* _Given data_

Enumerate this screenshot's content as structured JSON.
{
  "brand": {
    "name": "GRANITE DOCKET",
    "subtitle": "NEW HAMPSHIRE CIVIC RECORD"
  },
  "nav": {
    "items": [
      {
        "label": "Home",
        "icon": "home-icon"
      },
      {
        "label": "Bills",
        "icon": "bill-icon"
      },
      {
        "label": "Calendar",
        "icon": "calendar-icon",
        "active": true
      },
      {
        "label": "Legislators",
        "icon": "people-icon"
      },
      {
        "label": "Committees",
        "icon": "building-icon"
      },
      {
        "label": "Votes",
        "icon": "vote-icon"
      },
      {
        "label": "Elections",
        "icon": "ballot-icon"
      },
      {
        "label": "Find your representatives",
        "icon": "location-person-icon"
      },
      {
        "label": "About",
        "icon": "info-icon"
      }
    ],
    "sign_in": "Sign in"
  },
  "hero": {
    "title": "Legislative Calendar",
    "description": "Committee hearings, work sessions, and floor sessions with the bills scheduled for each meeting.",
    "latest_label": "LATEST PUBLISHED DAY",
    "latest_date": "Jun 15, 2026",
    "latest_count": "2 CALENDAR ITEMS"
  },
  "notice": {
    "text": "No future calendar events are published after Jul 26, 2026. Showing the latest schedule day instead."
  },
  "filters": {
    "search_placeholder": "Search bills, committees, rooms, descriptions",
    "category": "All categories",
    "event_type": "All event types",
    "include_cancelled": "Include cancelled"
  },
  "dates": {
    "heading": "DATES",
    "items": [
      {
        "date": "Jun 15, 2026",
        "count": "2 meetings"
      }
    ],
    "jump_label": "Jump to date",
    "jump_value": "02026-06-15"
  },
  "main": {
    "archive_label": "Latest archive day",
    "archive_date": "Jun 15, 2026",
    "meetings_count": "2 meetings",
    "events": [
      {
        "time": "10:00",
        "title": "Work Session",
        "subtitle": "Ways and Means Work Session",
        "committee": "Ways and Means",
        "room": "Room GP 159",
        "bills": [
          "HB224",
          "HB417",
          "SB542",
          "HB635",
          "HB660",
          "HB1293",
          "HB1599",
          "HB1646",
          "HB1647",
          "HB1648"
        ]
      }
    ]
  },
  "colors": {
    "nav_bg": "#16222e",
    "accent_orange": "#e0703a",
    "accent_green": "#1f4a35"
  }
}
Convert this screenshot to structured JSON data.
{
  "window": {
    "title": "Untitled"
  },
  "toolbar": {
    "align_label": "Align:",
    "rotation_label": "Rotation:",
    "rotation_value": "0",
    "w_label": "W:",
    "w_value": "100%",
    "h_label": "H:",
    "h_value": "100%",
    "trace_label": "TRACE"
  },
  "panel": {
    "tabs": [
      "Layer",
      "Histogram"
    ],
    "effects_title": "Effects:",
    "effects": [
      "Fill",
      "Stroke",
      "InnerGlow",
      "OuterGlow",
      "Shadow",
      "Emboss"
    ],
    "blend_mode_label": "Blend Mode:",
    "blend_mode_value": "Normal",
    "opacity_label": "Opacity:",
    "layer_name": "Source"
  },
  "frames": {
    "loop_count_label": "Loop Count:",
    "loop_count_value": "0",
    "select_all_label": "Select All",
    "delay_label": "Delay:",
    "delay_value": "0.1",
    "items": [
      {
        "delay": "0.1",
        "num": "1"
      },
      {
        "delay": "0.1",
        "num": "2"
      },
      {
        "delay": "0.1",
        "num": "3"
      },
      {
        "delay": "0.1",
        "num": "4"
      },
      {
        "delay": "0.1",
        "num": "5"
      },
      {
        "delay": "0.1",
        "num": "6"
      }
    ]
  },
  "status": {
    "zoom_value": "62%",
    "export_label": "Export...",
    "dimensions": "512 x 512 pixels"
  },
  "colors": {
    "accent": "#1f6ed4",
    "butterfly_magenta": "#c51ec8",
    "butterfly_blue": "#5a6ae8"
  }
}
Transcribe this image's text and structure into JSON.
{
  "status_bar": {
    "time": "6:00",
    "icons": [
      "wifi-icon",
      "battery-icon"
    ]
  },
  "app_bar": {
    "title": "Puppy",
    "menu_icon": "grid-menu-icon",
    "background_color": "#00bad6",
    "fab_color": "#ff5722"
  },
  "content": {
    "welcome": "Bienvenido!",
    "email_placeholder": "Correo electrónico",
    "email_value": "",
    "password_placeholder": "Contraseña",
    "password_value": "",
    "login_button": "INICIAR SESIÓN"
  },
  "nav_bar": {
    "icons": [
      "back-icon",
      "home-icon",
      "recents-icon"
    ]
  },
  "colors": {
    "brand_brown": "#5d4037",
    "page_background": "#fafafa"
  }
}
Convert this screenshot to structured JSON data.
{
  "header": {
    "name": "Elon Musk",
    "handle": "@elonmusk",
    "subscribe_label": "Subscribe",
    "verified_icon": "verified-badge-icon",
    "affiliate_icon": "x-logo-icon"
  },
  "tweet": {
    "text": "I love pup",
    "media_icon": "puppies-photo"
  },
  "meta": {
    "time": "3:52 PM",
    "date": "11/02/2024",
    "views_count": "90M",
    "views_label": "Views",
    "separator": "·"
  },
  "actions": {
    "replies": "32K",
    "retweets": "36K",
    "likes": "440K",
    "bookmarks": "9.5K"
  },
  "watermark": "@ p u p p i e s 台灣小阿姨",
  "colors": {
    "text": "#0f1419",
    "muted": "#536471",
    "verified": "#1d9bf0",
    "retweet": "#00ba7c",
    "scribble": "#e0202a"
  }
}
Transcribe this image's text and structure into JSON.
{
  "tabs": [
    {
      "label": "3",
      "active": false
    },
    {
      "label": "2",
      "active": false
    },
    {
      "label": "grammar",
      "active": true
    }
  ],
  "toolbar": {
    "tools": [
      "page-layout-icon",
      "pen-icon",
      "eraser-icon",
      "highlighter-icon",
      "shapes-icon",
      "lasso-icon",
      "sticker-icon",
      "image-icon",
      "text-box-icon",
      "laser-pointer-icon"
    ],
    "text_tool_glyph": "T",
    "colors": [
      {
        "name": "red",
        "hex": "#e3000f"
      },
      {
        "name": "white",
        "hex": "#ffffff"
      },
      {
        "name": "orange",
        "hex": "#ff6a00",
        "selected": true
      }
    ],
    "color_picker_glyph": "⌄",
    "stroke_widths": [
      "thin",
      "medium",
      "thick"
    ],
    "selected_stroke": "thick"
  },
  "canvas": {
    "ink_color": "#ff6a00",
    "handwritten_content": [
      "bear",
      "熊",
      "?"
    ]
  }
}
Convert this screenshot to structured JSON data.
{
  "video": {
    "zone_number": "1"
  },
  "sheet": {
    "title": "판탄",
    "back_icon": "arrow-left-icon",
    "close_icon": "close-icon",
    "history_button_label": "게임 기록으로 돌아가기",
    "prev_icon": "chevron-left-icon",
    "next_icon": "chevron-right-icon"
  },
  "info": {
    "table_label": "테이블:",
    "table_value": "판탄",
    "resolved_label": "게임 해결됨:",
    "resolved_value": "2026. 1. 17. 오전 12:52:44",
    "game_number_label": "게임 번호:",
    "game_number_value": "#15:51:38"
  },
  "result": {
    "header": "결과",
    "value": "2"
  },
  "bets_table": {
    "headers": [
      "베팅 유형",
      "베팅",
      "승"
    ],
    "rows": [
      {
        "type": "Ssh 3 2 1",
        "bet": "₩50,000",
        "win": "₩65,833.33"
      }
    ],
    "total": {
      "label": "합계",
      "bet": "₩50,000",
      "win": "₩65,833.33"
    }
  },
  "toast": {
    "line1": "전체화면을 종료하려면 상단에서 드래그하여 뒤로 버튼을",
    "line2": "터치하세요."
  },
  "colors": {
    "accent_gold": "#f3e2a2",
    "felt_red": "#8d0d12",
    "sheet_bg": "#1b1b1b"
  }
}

* _Task brief_
How many lines in the records above contain the word "active"? Reply with the number and nothing more.

* _Correct output_
4